:: PROVIDED RECORDS ::
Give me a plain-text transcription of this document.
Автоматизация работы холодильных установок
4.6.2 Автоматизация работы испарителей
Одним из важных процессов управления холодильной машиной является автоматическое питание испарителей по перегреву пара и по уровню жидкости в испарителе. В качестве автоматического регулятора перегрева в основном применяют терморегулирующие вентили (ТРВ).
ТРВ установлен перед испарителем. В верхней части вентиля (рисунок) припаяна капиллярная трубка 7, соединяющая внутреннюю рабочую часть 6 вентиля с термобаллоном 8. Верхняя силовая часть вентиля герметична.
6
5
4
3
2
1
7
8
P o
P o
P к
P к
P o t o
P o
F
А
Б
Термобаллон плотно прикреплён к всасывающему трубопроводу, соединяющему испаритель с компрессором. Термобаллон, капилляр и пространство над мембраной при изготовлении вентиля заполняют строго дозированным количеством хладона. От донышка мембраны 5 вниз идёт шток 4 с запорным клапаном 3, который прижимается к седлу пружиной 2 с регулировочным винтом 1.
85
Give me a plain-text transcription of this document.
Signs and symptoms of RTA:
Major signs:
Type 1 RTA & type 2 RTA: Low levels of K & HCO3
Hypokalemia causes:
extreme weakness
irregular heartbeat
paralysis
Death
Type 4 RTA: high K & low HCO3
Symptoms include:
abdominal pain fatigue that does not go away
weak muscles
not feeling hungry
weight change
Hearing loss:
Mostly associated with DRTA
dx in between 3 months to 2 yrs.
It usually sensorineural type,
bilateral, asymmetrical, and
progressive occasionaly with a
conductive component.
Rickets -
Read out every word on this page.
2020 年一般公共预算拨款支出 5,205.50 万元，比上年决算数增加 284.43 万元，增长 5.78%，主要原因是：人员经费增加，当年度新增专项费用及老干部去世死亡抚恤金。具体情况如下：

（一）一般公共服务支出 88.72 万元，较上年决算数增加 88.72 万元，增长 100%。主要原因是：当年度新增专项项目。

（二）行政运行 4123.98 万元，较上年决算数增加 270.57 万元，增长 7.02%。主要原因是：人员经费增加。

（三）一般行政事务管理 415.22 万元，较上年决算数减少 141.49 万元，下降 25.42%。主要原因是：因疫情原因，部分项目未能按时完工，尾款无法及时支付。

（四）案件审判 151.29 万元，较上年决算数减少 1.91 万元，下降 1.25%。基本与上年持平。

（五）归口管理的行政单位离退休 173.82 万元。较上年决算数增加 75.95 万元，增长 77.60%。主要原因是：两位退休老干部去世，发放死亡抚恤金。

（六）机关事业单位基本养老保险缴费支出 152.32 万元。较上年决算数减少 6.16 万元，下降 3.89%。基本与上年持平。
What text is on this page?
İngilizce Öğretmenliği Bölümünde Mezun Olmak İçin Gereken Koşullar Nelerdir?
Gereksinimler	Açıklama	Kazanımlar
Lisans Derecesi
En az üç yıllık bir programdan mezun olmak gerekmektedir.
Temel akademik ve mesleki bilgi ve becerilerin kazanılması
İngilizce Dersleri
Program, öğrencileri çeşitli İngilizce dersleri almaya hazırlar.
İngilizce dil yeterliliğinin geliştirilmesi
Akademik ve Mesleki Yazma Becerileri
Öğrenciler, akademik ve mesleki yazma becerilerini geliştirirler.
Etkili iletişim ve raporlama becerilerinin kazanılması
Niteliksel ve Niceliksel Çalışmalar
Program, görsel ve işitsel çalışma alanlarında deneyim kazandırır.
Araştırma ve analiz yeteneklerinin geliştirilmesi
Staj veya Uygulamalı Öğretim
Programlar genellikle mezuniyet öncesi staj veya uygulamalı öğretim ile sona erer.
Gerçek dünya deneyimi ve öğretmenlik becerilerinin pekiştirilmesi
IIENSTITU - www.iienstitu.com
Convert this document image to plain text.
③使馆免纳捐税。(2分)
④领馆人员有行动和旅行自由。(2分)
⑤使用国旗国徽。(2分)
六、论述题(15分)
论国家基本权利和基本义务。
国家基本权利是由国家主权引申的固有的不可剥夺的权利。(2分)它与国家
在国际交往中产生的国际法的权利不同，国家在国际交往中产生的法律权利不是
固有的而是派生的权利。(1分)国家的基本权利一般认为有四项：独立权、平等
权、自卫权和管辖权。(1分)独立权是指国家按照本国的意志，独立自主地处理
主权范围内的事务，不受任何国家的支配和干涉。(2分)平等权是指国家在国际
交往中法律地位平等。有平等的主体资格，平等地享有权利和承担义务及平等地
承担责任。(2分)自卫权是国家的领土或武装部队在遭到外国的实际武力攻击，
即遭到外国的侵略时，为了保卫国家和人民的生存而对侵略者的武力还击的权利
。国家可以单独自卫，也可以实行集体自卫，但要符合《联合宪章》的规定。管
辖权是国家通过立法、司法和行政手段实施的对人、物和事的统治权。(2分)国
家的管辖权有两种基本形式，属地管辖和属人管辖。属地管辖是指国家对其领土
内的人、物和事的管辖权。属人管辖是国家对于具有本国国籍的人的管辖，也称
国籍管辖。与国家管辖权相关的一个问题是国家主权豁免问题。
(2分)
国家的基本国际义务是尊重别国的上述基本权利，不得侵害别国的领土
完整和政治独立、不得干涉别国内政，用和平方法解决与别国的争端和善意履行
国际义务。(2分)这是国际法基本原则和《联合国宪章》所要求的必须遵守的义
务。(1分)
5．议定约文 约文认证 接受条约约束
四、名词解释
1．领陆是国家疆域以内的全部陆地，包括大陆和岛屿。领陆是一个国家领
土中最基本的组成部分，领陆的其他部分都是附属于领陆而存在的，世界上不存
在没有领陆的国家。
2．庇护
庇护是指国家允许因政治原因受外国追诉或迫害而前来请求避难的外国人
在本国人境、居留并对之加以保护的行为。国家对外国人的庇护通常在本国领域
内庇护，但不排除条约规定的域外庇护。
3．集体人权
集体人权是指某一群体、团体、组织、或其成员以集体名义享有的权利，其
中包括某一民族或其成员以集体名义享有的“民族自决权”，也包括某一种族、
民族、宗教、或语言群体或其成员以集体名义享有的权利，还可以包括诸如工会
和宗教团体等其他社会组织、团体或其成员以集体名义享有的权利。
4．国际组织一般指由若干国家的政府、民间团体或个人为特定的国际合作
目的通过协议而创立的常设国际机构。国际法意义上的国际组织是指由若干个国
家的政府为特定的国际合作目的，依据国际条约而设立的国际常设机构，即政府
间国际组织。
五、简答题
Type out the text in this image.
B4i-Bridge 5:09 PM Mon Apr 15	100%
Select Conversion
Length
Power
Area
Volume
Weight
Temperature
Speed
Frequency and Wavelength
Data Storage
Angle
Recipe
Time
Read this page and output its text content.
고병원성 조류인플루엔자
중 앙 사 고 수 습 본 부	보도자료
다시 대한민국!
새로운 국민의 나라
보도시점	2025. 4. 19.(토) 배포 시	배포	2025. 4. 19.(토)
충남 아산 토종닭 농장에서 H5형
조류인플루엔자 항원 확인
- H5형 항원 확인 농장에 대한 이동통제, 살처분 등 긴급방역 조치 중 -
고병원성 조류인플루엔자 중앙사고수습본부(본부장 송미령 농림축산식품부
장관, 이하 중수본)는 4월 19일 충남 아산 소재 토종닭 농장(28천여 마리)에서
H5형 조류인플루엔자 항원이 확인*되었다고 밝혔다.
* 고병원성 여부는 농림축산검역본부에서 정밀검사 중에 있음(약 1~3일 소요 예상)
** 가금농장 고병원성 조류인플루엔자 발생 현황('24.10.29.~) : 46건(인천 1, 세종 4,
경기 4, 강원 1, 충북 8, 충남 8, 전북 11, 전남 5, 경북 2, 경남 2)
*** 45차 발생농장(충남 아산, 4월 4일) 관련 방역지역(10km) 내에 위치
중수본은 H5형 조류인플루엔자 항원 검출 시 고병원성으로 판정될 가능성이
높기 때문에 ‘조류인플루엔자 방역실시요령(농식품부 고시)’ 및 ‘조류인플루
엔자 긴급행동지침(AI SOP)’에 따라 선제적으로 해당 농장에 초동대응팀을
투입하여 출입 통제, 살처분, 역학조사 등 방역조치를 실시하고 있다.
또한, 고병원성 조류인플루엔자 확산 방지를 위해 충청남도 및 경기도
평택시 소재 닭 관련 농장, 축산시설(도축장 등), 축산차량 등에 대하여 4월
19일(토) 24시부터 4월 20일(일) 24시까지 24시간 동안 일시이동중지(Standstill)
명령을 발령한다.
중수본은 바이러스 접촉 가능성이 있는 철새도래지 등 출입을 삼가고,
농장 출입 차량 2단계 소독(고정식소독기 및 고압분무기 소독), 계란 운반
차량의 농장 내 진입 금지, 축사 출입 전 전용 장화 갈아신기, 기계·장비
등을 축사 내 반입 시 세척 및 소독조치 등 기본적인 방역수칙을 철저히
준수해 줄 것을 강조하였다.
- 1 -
:::
WHAT THE TASK ASKS: Using the listing above, list every line in which the string "text" occurs.

EXERCISE RESPONSE:
Give me a plain-text transcription of this document.
Give me a plain-text transcription of this document.
What text is on this page?
Convert this document image to plain text.
Type out the text in this image.
Read this page and output its text content.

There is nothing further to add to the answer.